··· Exercise inputs ···

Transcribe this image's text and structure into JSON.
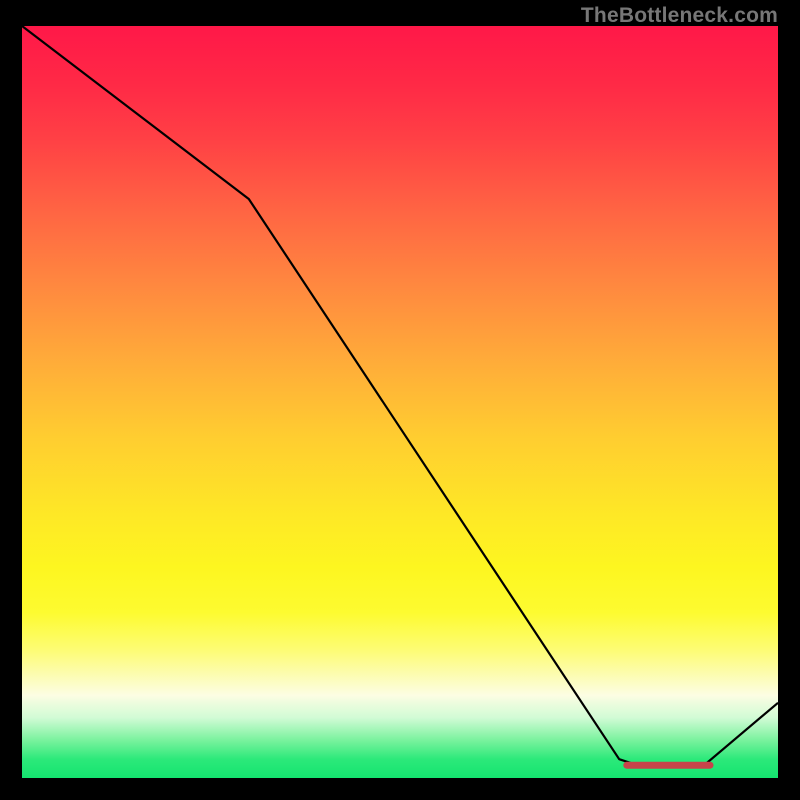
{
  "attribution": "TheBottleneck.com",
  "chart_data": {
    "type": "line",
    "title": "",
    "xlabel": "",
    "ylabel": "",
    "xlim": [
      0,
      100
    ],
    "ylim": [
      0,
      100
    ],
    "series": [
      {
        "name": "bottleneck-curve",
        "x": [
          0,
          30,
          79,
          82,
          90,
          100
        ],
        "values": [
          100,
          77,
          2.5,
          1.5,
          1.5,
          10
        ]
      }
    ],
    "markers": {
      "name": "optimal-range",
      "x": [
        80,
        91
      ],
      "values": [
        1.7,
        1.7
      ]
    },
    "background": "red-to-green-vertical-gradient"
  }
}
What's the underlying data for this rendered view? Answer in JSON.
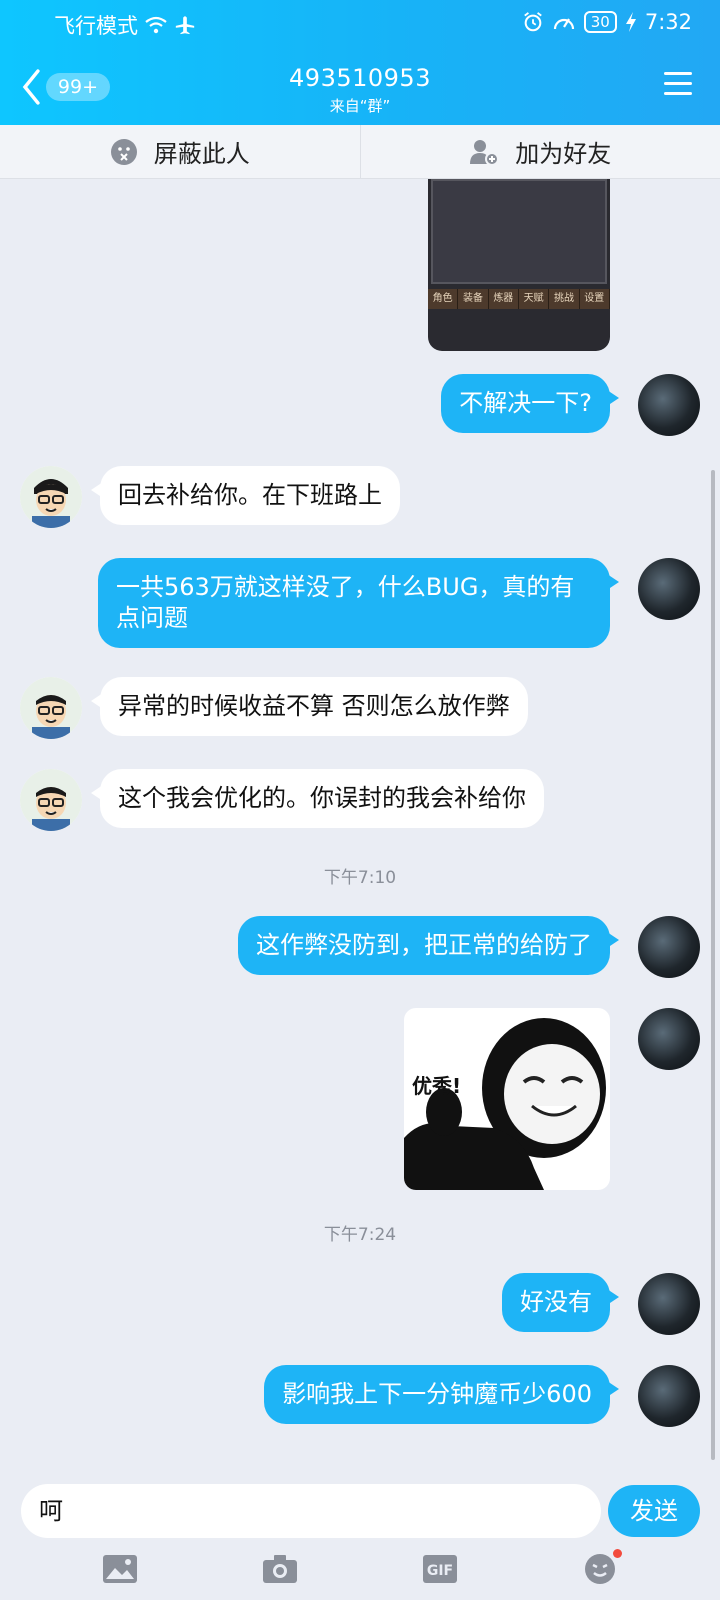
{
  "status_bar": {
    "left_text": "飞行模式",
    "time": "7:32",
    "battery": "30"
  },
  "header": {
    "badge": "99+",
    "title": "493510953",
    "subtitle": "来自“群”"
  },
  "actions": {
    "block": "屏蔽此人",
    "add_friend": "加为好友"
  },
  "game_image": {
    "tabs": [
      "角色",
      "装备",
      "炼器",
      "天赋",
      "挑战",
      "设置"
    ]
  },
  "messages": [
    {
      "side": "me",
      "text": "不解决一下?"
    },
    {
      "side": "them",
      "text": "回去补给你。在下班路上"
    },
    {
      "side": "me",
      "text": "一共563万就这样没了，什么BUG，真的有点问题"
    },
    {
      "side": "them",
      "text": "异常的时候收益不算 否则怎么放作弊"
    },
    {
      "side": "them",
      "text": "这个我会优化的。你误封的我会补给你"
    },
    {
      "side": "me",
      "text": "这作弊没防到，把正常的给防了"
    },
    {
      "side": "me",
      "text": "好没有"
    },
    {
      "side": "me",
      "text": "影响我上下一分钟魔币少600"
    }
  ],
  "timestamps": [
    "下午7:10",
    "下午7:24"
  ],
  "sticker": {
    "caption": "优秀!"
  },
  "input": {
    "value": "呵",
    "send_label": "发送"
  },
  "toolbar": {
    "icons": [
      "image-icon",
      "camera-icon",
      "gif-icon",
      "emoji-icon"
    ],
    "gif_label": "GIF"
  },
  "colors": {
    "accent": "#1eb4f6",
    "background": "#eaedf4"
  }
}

···

#### Work required:
From the listing, extract all text exactly as given and drop any picture.

#### Solution to the exercise:
Transcribe this image's text and structure into JSON.
{
  "attribution": "TheBottleneck.com",
  "chart_data": {
    "type": "line",
    "title": "",
    "xlabel": "",
    "ylabel": "",
    "xlim": [
      0,
      100
    ],
    "ylim": [
      0,
      100
    ],
    "series": [
      {
        "name": "bottleneck-curve",
        "x": [
          0,
          30,
          79,
          82,
          90,
          100
        ],
        "values": [
          100,
          77,
          2.5,
          1.5,
          1.5,
          10
        ]
      }
    ],
    "markers": {
      "name": "optimal-range",
      "x": [
        80,
        91
      ],
      "values": [
        1.7,
        1.7
      ]
    },
    "background": "red-to-green-vertical-gradient"
  }
}
What's the underlying data for this rendered view? Answer in JSON.
{
  "status_bar": {
    "left_text": "飞行模式",
    "time": "7:32",
    "battery": "30"
  },
  "header": {
    "badge": "99+",
    "title": "493510953",
    "subtitle": "来自“群”"
  },
  "actions": {
    "block": "屏蔽此人",
    "add_friend": "加为好友"
  },
  "game_image": {
    "tabs": [
      "角色",
      "装备",
      "炼器",
      "天赋",
      "挑战",
      "设置"
    ]
  },
  "messages": [
    {
      "side": "me",
      "text": "不解决一下?"
    },
    {
      "side": "them",
      "text": "回去补给你。在下班路上"
    },
    {
      "side": "me",
      "text": "一共563万就这样没了，什么BUG，真的有点问题"
    },
    {
      "side": "them",
      "text": "异常的时候收益不算 否则怎么放作弊"
    },
    {
      "side": "them",
      "text": "这个我会优化的。你误封的我会补给你"
    },
    {
      "side": "me",
      "text": "这作弊没防到，把正常的给防了"
    },
    {
      "side": "me",
      "text": "好没有"
    },
    {
      "side": "me",
      "text": "影响我上下一分钟魔币少600"
    }
  ],
  "timestamps": [
    "下午7:10",
    "下午7:24"
  ],
  "sticker": {
    "caption": "优秀!"
  },
  "input": {
    "value": "呵",
    "send_label": "发送"
  },
  "toolbar": {
    "icons": [
      "image-icon",
      "camera-icon",
      "gif-icon",
      "emoji-icon"
    ],
    "gif_label": "GIF"
  },
  "colors": {
    "accent": "#1eb4f6",
    "background": "#eaedf4"
  }
}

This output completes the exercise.